- TASK BRIEF
Find each line with "document" and copy it.

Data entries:
==*==
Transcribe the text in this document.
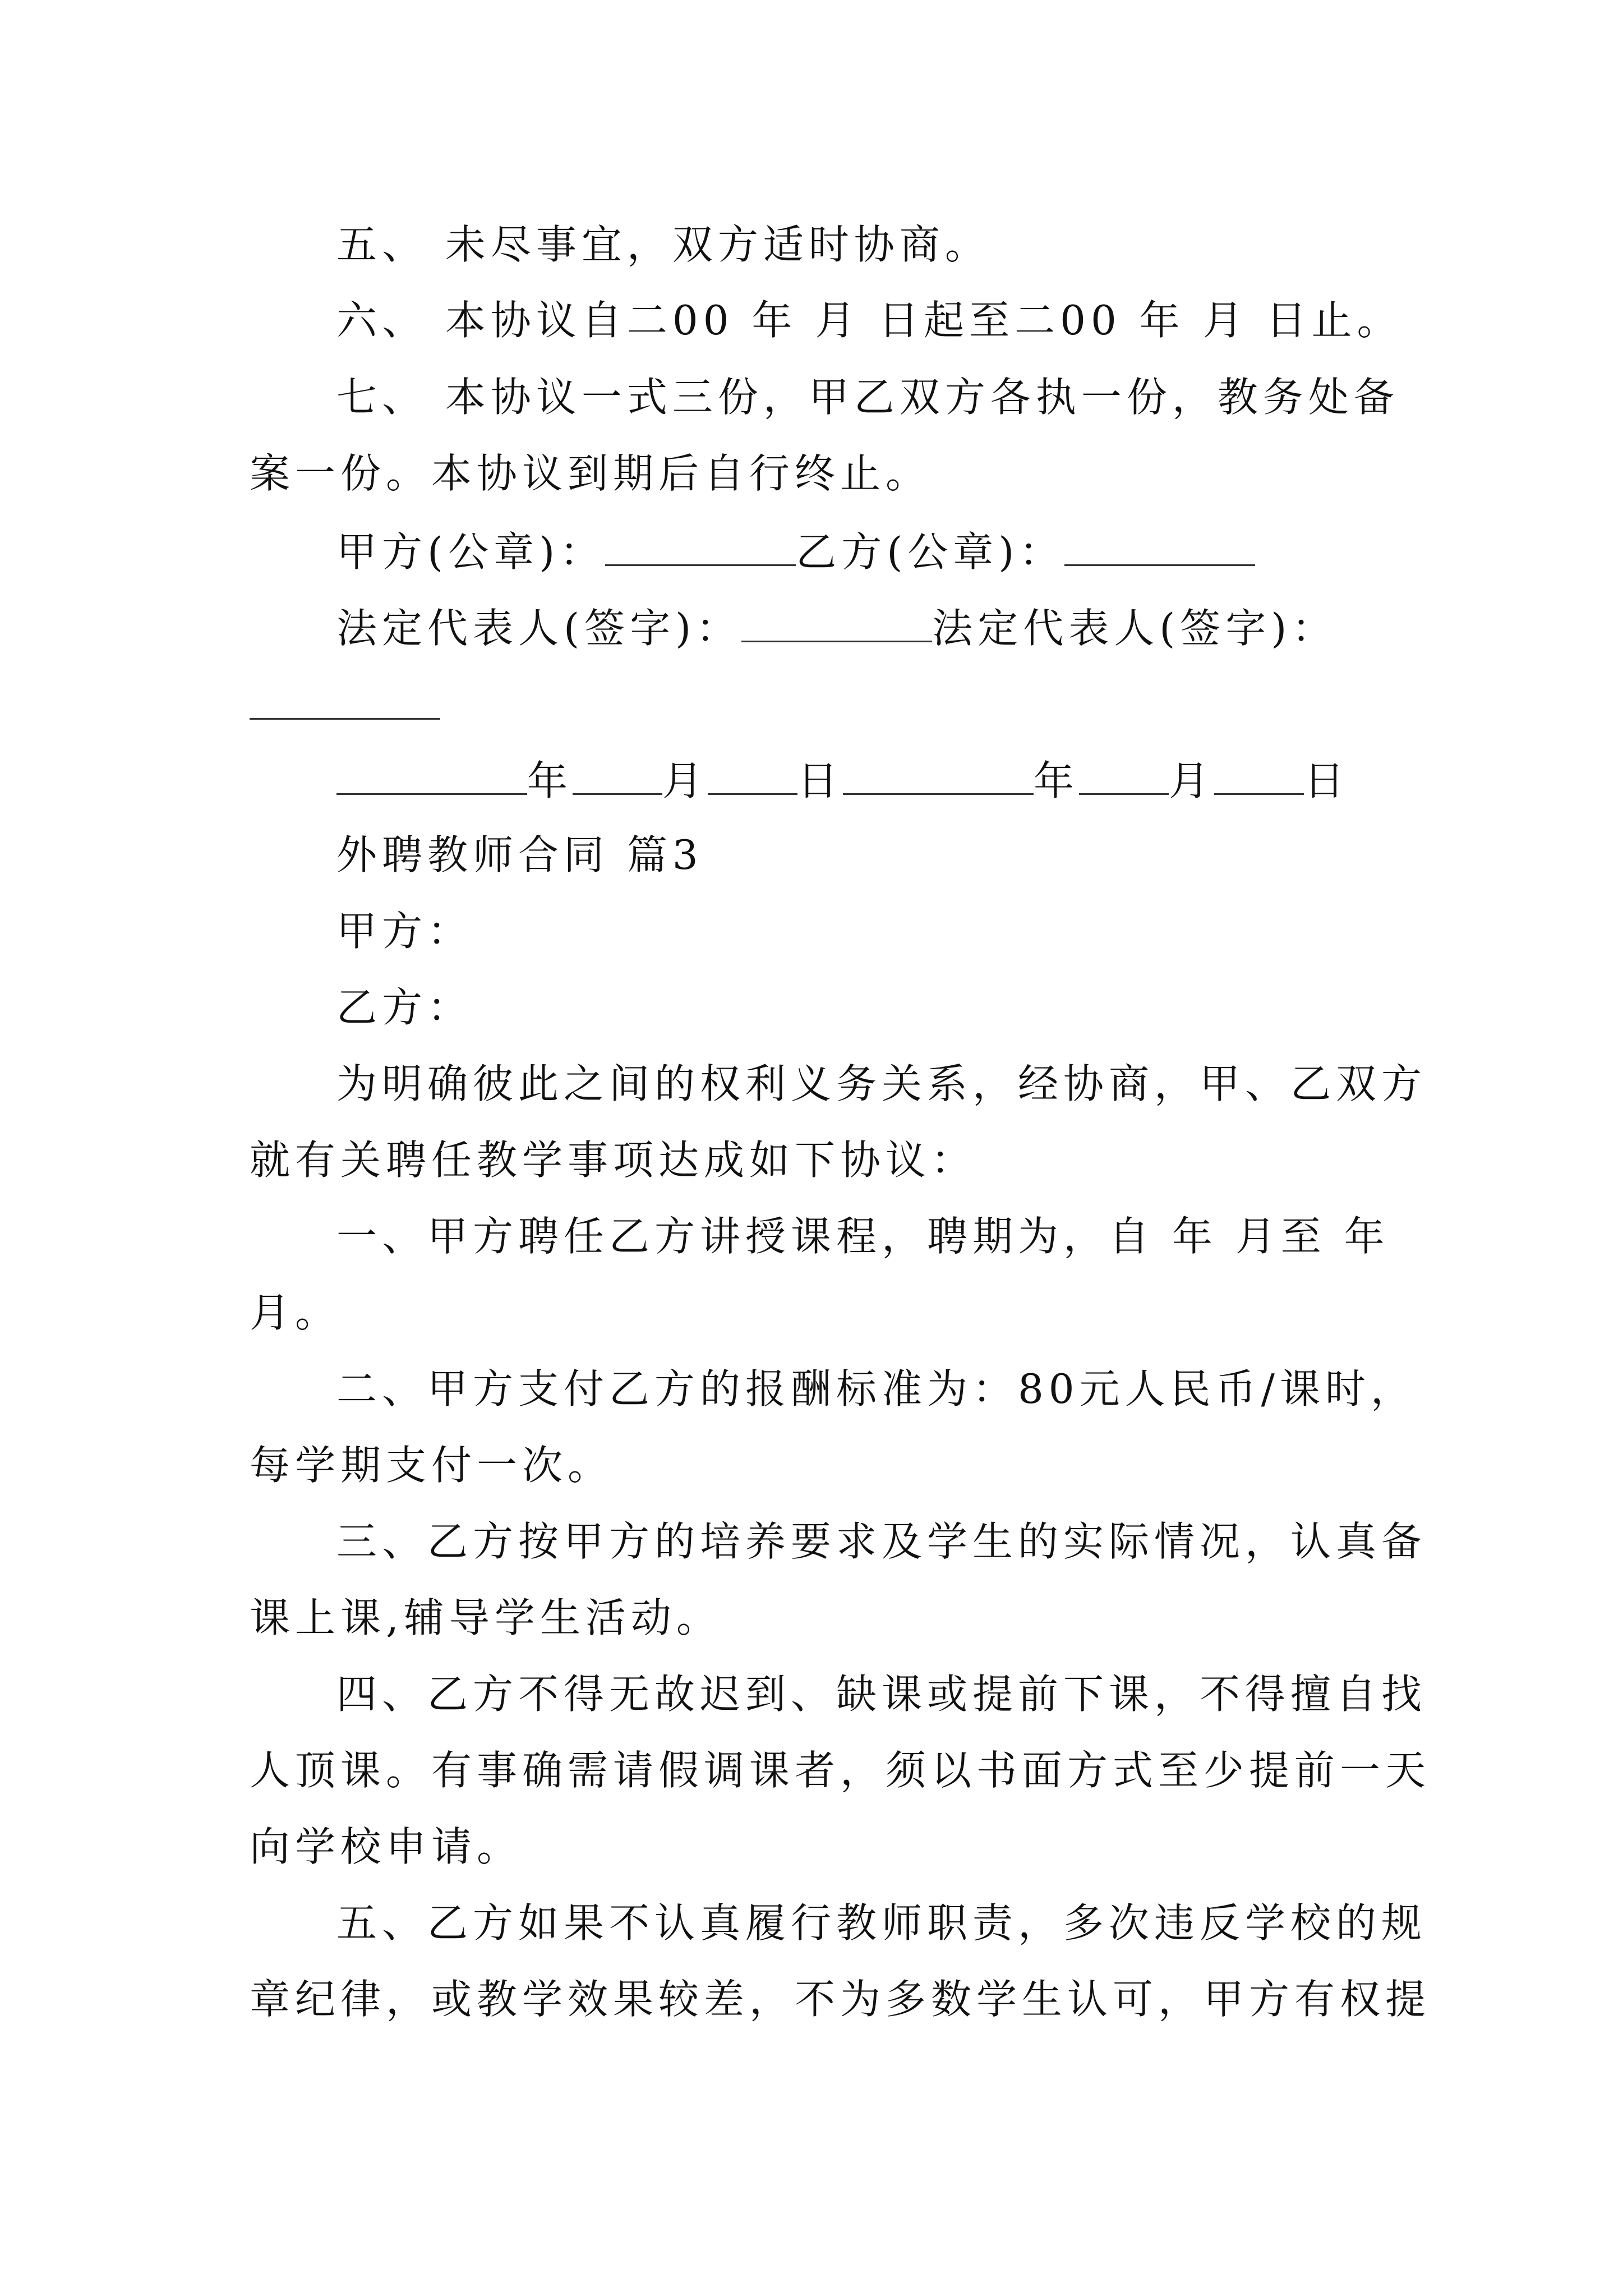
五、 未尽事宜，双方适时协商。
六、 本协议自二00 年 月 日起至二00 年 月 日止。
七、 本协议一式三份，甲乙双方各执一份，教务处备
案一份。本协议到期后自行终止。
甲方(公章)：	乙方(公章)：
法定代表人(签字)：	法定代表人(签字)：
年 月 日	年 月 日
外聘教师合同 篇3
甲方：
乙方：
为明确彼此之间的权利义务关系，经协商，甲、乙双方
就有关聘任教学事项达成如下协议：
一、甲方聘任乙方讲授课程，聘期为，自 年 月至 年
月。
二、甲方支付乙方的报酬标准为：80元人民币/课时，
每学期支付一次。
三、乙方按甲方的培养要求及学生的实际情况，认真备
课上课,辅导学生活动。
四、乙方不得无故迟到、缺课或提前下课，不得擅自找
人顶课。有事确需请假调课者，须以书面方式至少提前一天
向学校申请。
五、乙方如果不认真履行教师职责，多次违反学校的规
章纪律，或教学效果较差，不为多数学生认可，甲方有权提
==*==
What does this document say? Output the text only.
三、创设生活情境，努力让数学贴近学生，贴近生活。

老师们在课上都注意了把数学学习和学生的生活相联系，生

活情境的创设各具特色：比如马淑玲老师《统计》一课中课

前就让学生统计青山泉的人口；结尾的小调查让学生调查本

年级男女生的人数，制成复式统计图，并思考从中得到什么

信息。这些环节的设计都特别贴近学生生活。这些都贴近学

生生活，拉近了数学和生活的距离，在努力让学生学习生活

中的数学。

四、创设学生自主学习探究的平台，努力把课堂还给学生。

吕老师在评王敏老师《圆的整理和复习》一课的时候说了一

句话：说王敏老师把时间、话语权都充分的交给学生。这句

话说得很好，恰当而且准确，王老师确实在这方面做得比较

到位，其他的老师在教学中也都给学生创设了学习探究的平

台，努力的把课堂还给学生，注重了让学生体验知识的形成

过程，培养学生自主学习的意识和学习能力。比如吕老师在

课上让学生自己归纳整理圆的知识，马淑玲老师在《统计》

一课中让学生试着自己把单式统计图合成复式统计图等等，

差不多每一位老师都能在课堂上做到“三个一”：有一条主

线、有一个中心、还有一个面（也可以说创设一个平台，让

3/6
==*==
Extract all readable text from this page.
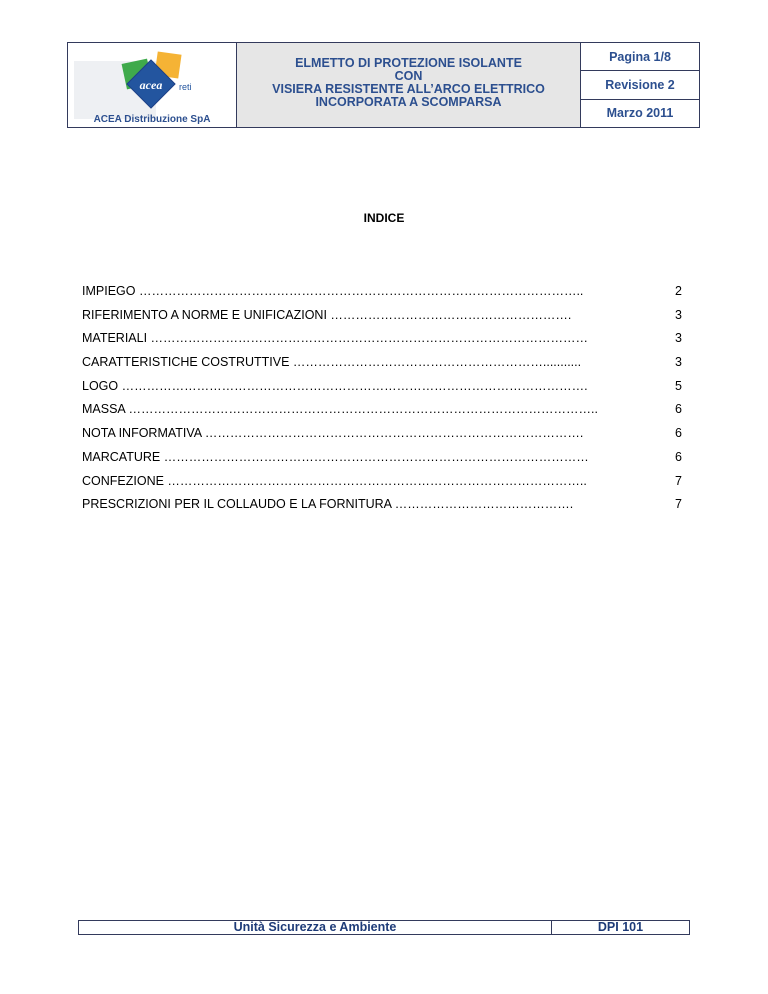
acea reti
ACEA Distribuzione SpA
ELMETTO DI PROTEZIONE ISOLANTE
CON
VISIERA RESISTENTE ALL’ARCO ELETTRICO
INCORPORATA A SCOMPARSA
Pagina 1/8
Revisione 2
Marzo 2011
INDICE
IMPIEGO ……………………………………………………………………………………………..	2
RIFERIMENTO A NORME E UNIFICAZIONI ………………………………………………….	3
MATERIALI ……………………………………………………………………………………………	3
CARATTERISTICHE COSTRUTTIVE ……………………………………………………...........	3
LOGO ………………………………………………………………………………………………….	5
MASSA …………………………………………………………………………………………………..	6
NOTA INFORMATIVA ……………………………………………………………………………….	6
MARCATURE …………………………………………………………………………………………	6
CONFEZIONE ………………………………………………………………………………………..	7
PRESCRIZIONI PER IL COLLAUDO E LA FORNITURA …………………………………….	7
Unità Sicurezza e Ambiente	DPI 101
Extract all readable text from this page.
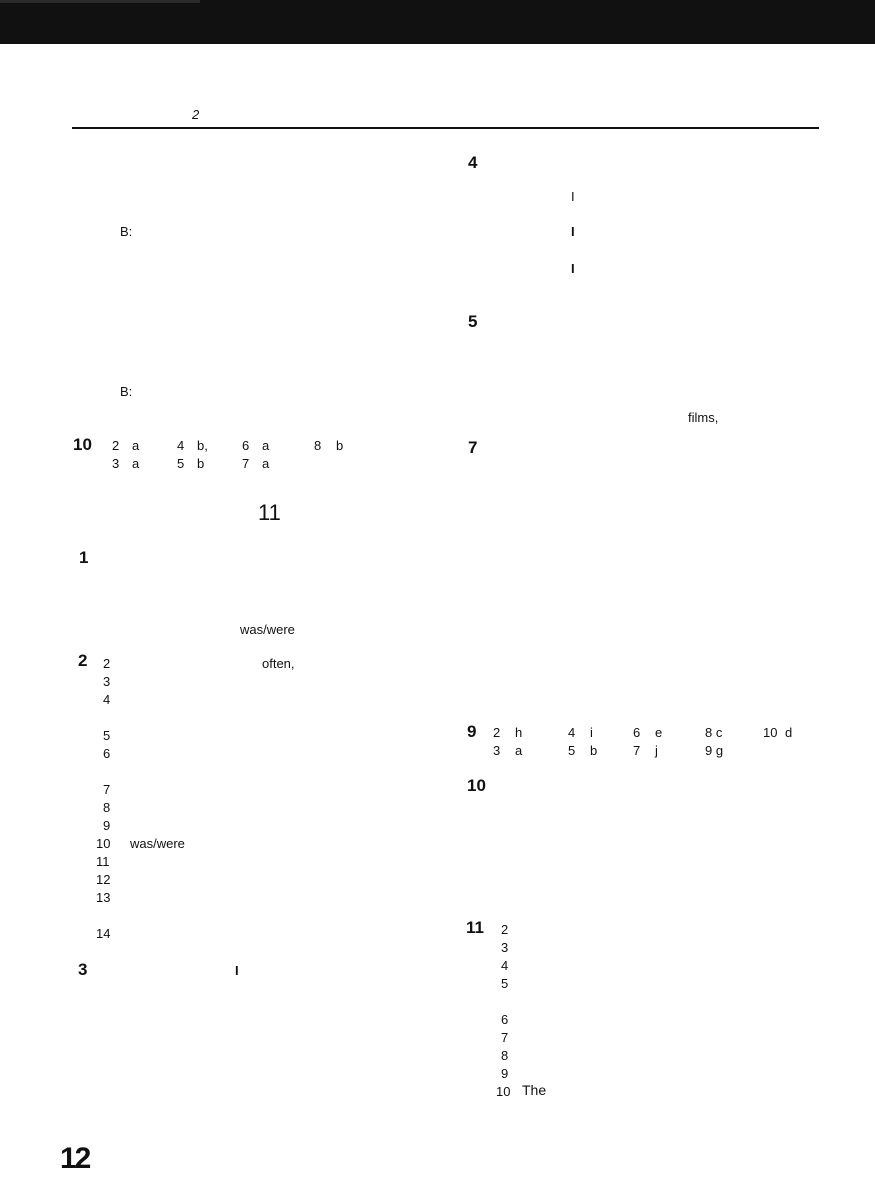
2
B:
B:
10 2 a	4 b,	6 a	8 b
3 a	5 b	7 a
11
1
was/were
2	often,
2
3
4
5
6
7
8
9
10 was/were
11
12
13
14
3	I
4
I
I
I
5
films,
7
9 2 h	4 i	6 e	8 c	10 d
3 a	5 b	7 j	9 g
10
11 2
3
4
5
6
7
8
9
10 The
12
==*==
- ANSWER
Transcribe the text in this document.
What does this document say? Output the text only.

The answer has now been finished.